Task: Wherever the string "inscripción" occurs in a line of these records, report that line.

[Items from a dataset]
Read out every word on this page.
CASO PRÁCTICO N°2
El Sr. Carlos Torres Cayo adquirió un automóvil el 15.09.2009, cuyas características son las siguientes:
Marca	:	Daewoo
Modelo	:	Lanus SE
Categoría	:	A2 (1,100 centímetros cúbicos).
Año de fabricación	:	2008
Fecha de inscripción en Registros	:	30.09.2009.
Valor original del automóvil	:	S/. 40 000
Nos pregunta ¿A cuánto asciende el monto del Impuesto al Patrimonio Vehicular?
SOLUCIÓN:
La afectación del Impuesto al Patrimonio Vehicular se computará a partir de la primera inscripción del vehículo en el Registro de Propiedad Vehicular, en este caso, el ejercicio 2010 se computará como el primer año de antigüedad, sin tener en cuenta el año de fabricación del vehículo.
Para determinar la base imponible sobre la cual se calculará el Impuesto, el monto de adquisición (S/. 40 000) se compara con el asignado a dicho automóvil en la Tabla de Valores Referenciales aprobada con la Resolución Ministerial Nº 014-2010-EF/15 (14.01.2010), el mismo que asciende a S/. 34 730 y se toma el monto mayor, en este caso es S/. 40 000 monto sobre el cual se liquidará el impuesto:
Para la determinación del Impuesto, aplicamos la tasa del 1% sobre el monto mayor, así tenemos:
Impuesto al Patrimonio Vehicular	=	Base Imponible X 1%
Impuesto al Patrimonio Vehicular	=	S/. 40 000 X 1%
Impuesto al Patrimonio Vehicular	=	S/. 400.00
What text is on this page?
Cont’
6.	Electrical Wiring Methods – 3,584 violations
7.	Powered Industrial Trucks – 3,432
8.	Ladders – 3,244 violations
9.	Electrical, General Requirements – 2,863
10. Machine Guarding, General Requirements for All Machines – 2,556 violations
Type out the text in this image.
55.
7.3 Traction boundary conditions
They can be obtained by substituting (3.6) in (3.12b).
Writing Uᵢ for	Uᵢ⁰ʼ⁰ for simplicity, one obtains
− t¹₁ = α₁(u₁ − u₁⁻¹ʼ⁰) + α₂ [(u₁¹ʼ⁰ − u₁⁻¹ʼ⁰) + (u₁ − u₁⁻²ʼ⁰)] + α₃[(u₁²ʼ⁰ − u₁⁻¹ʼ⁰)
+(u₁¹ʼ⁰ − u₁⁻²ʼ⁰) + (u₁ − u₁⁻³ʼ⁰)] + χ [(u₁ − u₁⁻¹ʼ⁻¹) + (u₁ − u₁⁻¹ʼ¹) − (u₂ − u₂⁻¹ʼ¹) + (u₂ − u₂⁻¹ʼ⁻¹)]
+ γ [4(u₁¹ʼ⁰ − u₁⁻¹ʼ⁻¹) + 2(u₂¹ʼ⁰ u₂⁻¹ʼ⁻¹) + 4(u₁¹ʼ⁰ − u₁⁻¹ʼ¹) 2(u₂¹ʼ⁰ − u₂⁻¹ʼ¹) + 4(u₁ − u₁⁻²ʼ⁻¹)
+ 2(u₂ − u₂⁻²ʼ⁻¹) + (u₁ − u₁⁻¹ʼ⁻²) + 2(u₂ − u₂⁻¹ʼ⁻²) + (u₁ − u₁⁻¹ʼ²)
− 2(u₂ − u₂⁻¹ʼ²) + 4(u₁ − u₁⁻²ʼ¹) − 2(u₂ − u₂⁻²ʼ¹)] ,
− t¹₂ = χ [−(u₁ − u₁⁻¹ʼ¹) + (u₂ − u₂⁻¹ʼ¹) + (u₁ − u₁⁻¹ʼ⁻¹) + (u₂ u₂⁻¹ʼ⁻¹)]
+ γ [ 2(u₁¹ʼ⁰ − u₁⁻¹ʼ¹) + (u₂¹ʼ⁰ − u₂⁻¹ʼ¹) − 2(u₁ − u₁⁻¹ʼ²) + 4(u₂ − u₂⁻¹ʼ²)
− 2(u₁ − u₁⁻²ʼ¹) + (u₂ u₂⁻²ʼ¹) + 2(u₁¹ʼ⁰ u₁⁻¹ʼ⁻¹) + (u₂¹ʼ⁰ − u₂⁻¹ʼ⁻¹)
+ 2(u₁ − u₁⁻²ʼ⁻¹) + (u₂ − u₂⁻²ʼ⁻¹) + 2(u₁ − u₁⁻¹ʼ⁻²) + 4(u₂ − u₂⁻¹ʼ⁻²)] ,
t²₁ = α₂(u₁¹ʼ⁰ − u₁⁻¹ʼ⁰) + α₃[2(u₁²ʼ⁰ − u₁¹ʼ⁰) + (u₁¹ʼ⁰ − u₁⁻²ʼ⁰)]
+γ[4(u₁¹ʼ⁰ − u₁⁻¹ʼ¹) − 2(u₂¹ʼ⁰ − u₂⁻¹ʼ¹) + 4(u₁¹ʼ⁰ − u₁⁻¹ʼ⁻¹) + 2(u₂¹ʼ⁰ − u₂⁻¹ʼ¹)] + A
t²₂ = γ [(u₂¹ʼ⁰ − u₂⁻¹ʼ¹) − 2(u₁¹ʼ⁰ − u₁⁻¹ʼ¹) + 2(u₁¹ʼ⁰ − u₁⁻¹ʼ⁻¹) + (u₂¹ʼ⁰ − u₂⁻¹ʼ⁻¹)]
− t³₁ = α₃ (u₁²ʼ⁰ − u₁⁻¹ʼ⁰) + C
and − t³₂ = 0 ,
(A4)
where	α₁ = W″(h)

Response:
Fecha de inscripción en Registros	:	30.09.2009.
La afectación del Impuesto al Patrimonio Vehicular se computará a partir de la primera inscripción del vehículo en el Registro de Propiedad Vehicular, en este caso, el ejercicio 2010 se computará como el primer año de antigüedad, sin tener en cuenta el año de fabricación del vehículo.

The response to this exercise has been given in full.